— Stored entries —
________________

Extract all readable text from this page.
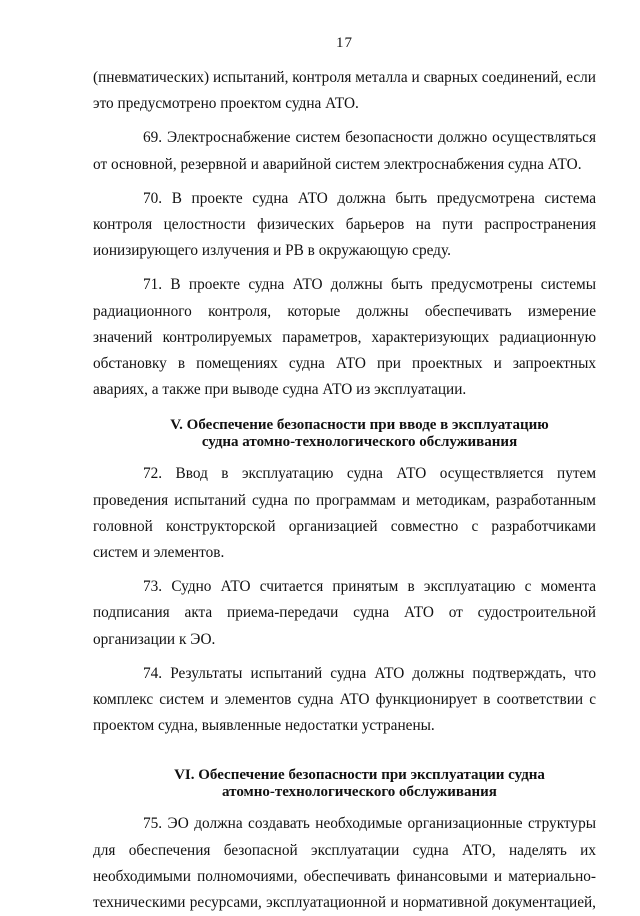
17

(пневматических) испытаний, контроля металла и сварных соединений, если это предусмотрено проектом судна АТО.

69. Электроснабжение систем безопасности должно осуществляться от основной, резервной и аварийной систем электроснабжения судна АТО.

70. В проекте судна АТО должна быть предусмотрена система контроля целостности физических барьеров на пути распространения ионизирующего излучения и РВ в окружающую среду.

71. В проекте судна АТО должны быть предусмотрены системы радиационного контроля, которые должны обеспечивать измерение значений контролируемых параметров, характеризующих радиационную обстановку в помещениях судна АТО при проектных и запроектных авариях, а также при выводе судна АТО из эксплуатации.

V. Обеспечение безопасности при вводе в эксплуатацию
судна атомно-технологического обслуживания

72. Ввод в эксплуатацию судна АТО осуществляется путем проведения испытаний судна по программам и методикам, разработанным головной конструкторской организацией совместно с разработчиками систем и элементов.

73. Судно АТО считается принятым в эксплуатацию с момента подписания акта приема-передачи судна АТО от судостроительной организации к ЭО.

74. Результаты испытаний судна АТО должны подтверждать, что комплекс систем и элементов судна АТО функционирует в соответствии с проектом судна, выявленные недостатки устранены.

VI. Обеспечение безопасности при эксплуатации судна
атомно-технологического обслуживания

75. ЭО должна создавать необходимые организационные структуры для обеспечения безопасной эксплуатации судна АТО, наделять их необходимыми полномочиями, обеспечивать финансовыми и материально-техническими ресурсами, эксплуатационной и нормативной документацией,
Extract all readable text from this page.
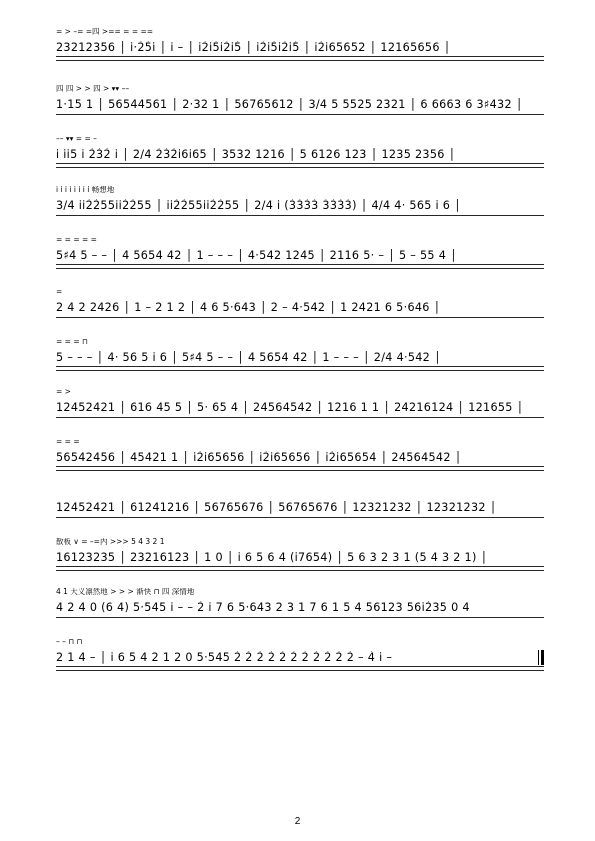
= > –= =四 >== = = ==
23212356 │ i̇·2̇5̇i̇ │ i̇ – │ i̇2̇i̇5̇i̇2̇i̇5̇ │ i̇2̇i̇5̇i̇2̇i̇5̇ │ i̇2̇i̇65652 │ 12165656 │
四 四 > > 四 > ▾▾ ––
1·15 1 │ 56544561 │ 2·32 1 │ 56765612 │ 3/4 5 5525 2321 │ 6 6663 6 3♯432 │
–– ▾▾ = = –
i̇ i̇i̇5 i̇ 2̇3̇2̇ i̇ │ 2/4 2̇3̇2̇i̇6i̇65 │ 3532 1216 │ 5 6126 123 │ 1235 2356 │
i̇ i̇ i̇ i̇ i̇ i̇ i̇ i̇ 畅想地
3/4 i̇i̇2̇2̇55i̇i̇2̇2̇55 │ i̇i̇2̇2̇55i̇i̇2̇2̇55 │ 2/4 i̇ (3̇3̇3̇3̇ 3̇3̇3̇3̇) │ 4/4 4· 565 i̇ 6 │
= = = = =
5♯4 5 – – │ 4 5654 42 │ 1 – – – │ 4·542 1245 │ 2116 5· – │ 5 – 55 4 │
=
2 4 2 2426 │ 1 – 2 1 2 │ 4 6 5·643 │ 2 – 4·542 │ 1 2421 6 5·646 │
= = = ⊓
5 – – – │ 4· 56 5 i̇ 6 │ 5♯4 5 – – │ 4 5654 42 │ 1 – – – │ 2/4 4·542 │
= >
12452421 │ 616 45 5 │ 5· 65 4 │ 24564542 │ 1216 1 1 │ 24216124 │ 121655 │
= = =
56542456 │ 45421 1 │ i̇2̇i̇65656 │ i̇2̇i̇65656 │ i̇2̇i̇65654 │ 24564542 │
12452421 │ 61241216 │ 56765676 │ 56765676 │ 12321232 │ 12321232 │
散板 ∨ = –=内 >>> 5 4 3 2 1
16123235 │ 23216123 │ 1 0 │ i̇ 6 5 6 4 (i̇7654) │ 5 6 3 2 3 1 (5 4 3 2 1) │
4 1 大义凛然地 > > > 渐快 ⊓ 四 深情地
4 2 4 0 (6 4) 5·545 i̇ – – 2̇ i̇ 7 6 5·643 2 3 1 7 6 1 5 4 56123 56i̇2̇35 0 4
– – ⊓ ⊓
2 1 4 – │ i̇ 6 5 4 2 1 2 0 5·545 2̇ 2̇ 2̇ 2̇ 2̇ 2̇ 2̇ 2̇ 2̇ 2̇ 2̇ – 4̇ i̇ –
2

________________

— PROBLEM STATEMENT —
Reproduce the material in full, word for word, and omit the pictures.

— RESPONSE TO THE TASK —
Extract all readable text from this page.
17

(пневматических) испытаний, контроля металла и сварных соединений, если это предусмотрено проектом судна АТО.

69. Электроснабжение систем безопасности должно осуществляться от основной, резервной и аварийной систем электроснабжения судна АТО.

70. В проекте судна АТО должна быть предусмотрена система контроля целостности физических барьеров на пути распространения ионизирующего излучения и РВ в окружающую среду.

71. В проекте судна АТО должны быть предусмотрены системы радиационного контроля, которые должны обеспечивать измерение значений контролируемых параметров, характеризующих радиационную обстановку в помещениях судна АТО при проектных и запроектных авариях, а также при выводе судна АТО из эксплуатации.

V. Обеспечение безопасности при вводе в эксплуатацию
судна атомно-технологического обслуживания

72. Ввод в эксплуатацию судна АТО осуществляется путем проведения испытаний судна по программам и методикам, разработанным головной конструкторской организацией совместно с разработчиками систем и элементов.

73. Судно АТО считается принятым в эксплуатацию с момента подписания акта приема-передачи судна АТО от судостроительной организации к ЭО.

74. Результаты испытаний судна АТО должны подтверждать, что комплекс систем и элементов судна АТО функционирует в соответствии с проектом судна, выявленные недостатки устранены.

VI. Обеспечение безопасности при эксплуатации судна
атомно-технологического обслуживания

75. ЭО должна создавать необходимые организационные структуры для обеспечения безопасной эксплуатации судна АТО, наделять их необходимыми полномочиями, обеспечивать финансовыми и материально-техническими ресурсами, эксплуатационной и нормативной документацией,
Extract all readable text from this page.
= > –= =四 >== = = ==
23212356 │ i̇·2̇5̇i̇ │ i̇ – │ i̇2̇i̇5̇i̇2̇i̇5̇ │ i̇2̇i̇5̇i̇2̇i̇5̇ │ i̇2̇i̇65652 │ 12165656 │
四 四 > > 四 > ▾▾ ––
1·15 1 │ 56544561 │ 2·32 1 │ 56765612 │ 3/4 5 5525 2321 │ 6 6663 6 3♯432 │
–– ▾▾ = = –
i̇ i̇i̇5 i̇ 2̇3̇2̇ i̇ │ 2/4 2̇3̇2̇i̇6i̇65 │ 3532 1216 │ 5 6126 123 │ 1235 2356 │
i̇ i̇ i̇ i̇ i̇ i̇ i̇ i̇ 畅想地
3/4 i̇i̇2̇2̇55i̇i̇2̇2̇55 │ i̇i̇2̇2̇55i̇i̇2̇2̇55 │ 2/4 i̇ (3̇3̇3̇3̇ 3̇3̇3̇3̇) │ 4/4 4· 565 i̇ 6 │
= = = = =
5♯4 5 – – │ 4 5654 42 │ 1 – – – │ 4·542 1245 │ 2116 5· – │ 5 – 55 4 │
=
2 4 2 2426 │ 1 – 2 1 2 │ 4 6 5·643 │ 2 – 4·542 │ 1 2421 6 5·646 │
= = = ⊓
5 – – – │ 4· 56 5 i̇ 6 │ 5♯4 5 – – │ 4 5654 42 │ 1 – – – │ 2/4 4·542 │
= >
12452421 │ 616 45 5 │ 5· 65 4 │ 24564542 │ 1216 1 1 │ 24216124 │ 121655 │
= = =
56542456 │ 45421 1 │ i̇2̇i̇65656 │ i̇2̇i̇65656 │ i̇2̇i̇65654 │ 24564542 │
12452421 │ 61241216 │ 56765676 │ 56765676 │ 12321232 │ 12321232 │
散板 ∨ = –=内 >>> 5 4 3 2 1
16123235 │ 23216123 │ 1 0 │ i̇ 6 5 6 4 (i̇7654) │ 5 6 3 2 3 1 (5 4 3 2 1) │
4 1 大义凛然地 > > > 渐快 ⊓ 四 深情地
4 2 4 0 (6 4) 5·545 i̇ – – 2̇ i̇ 7 6 5·643 2 3 1 7 6 1 5 4 56123 56i̇2̇35 0 4
– – ⊓ ⊓
2 1 4 – │ i̇ 6 5 4 2 1 2 0 5·545 2̇ 2̇ 2̇ 2̇ 2̇ 2̇ 2̇ 2̇ 2̇ 2̇ 2̇ – 4̇ i̇ –
2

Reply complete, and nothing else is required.